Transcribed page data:
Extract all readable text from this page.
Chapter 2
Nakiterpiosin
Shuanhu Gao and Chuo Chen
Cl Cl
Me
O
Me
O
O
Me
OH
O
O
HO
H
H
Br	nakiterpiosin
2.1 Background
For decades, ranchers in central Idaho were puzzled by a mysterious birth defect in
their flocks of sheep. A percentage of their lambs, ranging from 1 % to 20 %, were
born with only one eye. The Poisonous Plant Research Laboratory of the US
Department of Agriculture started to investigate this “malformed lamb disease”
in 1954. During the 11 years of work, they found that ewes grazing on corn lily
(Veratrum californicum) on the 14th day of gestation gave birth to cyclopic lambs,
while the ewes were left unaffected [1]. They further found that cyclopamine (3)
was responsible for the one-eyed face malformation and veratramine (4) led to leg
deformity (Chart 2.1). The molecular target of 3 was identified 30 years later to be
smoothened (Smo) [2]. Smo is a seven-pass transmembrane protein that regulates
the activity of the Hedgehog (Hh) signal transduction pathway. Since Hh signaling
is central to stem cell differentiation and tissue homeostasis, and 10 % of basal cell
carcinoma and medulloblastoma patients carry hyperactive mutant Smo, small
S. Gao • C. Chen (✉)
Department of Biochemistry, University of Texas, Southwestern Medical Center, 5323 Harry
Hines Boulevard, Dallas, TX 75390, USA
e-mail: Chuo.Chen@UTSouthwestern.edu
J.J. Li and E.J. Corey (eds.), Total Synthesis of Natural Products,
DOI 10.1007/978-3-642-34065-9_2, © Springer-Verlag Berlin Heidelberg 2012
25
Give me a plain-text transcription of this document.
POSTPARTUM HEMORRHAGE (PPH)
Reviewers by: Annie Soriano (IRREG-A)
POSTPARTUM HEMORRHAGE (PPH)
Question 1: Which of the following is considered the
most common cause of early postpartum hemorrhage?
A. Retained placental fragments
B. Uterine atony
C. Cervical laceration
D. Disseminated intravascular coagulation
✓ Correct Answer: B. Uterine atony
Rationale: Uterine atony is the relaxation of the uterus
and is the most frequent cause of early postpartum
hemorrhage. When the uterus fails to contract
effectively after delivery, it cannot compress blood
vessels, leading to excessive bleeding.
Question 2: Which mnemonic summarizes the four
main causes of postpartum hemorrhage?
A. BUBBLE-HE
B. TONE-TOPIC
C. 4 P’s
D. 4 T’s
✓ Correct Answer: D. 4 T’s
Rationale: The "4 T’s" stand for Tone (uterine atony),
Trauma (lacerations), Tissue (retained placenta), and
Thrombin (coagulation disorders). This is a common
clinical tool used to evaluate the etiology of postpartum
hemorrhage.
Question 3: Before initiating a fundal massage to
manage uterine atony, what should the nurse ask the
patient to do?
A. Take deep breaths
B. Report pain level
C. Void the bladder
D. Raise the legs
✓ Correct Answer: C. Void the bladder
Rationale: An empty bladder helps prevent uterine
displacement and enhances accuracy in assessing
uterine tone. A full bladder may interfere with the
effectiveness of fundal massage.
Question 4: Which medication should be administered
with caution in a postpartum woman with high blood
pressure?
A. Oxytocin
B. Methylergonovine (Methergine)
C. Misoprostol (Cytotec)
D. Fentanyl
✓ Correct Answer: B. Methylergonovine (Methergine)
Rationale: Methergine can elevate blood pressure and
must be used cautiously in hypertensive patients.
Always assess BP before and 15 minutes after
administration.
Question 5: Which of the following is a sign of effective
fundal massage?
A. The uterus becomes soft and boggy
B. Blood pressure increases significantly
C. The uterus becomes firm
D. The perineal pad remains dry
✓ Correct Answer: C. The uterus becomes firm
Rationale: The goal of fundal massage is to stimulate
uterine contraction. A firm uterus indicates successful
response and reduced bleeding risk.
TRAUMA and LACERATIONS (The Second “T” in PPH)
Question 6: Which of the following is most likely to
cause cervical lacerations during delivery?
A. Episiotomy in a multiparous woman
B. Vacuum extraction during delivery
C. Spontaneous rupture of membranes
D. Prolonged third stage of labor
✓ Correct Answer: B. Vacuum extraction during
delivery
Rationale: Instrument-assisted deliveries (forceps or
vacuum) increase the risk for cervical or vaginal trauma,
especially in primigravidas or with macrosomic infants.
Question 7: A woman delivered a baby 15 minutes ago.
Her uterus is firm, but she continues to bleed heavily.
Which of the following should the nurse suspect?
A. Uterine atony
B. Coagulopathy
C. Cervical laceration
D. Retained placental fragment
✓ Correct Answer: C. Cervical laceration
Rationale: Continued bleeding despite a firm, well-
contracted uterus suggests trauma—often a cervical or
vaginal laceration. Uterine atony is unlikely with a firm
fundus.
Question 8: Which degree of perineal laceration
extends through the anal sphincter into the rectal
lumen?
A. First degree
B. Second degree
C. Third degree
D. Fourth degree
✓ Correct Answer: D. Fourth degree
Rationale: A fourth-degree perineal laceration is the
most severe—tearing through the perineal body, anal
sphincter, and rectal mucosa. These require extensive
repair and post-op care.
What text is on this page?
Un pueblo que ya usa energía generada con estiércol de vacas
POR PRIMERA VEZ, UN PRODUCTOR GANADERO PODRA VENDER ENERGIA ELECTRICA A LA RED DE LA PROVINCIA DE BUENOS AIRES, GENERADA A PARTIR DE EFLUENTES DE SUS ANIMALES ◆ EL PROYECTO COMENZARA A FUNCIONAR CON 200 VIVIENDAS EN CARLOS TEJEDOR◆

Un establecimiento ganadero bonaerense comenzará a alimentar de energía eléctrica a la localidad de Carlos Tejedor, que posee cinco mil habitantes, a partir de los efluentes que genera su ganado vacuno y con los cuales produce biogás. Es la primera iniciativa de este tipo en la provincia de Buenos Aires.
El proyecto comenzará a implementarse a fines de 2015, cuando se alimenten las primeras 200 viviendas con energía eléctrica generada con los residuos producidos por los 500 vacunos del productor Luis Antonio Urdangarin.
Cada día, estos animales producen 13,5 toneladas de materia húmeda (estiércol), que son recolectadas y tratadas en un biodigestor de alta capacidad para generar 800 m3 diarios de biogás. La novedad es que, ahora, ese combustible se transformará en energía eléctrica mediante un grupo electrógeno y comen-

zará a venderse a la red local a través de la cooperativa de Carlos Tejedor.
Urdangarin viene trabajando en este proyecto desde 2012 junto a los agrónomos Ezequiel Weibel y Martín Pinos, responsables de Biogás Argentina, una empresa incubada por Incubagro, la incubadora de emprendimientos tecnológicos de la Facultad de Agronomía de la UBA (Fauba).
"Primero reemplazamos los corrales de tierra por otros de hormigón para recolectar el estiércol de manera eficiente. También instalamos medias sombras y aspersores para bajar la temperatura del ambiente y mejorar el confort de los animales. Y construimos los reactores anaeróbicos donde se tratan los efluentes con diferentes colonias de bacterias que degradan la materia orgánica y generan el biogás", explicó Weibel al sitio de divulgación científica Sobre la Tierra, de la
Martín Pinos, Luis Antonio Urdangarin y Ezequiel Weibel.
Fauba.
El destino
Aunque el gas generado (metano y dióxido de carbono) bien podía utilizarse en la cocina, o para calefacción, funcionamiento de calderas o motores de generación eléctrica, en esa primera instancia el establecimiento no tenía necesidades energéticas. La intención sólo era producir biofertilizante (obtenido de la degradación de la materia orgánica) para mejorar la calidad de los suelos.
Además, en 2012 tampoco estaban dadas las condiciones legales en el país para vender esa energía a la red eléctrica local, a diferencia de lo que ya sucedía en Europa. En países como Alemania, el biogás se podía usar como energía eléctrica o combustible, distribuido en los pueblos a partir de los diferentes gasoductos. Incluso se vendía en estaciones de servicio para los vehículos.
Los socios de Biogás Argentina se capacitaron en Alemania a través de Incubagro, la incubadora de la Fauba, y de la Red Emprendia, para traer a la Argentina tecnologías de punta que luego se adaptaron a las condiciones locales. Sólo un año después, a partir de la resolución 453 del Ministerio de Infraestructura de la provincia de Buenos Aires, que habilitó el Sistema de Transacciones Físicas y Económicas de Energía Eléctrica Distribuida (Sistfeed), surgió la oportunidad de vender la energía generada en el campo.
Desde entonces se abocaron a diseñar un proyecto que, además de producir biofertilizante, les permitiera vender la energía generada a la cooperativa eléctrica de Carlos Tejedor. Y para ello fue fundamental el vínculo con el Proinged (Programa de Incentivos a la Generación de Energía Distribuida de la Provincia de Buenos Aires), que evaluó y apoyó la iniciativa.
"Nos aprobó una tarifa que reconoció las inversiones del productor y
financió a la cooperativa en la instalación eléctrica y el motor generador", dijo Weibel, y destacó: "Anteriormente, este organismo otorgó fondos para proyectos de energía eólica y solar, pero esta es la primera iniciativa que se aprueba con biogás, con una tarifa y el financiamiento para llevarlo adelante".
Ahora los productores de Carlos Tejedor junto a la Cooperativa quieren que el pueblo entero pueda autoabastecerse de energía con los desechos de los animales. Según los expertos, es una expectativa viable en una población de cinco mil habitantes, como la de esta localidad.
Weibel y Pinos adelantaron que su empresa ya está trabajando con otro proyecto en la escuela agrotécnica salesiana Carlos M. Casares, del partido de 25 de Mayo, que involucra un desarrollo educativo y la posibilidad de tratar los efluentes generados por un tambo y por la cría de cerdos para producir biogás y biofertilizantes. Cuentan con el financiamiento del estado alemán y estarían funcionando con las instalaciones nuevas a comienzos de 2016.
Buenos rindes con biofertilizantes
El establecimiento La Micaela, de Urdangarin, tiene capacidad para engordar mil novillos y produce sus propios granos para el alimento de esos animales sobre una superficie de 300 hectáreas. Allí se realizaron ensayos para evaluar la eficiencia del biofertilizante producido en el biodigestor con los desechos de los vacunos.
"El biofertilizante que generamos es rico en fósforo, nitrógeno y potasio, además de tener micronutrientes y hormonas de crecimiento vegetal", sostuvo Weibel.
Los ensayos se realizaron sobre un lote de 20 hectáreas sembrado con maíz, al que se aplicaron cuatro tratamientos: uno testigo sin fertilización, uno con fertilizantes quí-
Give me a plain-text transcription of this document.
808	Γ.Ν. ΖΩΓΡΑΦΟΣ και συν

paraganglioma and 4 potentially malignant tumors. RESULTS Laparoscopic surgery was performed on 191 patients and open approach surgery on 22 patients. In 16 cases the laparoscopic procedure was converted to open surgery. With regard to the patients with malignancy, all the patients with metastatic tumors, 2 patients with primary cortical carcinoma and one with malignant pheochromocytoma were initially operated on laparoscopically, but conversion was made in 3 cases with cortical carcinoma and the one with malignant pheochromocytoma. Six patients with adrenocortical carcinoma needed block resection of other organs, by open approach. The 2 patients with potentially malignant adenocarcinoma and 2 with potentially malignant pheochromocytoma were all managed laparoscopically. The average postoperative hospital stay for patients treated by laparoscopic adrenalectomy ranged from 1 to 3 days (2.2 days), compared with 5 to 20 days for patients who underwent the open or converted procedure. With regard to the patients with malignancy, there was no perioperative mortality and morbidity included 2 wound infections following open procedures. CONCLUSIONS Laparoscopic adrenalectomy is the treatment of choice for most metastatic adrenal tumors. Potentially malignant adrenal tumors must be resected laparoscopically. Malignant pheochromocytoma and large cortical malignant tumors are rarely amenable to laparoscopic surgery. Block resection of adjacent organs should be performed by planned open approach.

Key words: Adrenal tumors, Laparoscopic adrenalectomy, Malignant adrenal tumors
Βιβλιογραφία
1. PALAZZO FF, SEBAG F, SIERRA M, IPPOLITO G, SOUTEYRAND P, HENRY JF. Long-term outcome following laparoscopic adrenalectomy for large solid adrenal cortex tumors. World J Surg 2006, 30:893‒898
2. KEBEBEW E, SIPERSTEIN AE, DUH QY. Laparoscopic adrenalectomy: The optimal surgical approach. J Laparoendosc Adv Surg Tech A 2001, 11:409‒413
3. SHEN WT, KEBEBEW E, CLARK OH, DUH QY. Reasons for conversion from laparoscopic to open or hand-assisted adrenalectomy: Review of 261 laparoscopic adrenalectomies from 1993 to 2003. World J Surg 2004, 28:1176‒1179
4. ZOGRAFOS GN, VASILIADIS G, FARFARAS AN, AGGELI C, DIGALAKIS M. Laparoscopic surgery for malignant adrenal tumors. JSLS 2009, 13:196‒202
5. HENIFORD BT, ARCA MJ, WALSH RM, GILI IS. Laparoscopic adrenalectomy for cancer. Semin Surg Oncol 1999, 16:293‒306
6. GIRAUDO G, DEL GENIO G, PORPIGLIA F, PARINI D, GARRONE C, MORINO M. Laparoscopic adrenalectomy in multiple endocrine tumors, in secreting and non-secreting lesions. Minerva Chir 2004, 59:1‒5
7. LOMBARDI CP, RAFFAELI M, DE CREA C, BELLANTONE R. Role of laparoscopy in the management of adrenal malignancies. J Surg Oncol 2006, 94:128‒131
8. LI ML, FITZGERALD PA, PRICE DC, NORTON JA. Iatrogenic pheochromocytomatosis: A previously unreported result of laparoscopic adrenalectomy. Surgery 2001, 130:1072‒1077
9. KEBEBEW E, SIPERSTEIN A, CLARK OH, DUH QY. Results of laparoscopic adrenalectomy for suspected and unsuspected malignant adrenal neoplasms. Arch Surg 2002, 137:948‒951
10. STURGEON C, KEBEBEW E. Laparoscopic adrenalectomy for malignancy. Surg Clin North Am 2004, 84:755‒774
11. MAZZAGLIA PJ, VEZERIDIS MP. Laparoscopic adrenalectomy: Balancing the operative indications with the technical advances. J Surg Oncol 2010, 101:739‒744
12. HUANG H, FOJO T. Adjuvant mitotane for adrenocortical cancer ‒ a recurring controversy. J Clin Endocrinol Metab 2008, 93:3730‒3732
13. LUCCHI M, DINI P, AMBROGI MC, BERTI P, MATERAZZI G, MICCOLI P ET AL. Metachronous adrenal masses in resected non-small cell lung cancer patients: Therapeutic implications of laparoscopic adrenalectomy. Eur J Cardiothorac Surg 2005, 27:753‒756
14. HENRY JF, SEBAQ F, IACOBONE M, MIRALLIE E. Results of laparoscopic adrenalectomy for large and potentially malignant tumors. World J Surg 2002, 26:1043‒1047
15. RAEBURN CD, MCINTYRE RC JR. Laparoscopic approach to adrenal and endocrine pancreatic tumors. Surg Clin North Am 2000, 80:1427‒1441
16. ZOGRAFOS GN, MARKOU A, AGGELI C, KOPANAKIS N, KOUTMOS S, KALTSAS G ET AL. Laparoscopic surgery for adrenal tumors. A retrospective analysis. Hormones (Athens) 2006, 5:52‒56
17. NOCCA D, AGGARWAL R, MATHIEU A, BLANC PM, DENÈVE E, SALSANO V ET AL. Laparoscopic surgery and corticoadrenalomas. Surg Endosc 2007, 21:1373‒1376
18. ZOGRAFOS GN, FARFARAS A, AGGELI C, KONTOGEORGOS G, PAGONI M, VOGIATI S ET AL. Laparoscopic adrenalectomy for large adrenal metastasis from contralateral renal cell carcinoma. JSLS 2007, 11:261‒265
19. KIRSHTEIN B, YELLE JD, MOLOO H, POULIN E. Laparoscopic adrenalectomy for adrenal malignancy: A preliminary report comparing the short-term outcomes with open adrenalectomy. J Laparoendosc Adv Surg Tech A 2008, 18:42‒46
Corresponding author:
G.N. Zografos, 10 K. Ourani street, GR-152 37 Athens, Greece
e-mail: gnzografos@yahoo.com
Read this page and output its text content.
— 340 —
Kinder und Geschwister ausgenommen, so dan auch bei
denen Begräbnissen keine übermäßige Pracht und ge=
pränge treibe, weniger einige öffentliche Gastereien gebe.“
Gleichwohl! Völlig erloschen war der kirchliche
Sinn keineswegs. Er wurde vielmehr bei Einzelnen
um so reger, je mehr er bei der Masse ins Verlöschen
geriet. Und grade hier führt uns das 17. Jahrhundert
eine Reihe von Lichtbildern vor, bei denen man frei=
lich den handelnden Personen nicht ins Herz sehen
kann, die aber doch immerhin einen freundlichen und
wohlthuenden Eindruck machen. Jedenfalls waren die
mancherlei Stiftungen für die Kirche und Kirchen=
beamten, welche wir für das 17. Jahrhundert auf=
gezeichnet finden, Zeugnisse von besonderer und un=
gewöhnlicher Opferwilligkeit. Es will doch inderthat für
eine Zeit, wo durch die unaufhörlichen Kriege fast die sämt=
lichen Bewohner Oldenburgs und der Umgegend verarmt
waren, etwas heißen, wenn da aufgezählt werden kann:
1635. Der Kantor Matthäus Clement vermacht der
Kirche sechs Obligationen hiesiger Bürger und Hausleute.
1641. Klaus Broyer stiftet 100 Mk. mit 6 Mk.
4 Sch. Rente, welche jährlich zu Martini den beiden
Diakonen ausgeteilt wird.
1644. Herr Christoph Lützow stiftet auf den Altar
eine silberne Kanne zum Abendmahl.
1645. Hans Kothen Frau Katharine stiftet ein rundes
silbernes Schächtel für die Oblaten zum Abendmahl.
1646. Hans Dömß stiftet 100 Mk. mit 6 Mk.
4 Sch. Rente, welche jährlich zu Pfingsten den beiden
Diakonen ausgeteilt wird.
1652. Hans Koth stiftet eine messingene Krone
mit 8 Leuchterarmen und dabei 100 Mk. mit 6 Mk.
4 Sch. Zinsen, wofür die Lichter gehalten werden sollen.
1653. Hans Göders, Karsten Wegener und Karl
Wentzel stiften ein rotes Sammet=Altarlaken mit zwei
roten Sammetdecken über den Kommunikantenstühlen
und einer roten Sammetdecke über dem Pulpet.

* **ASSIGNMENT**: If a line in the records contains the word "Void", copy it.

* **RESPONSE FOR THIS EXERCISE**:
C. Void the bladder
✓ Correct Answer: C. Void the bladder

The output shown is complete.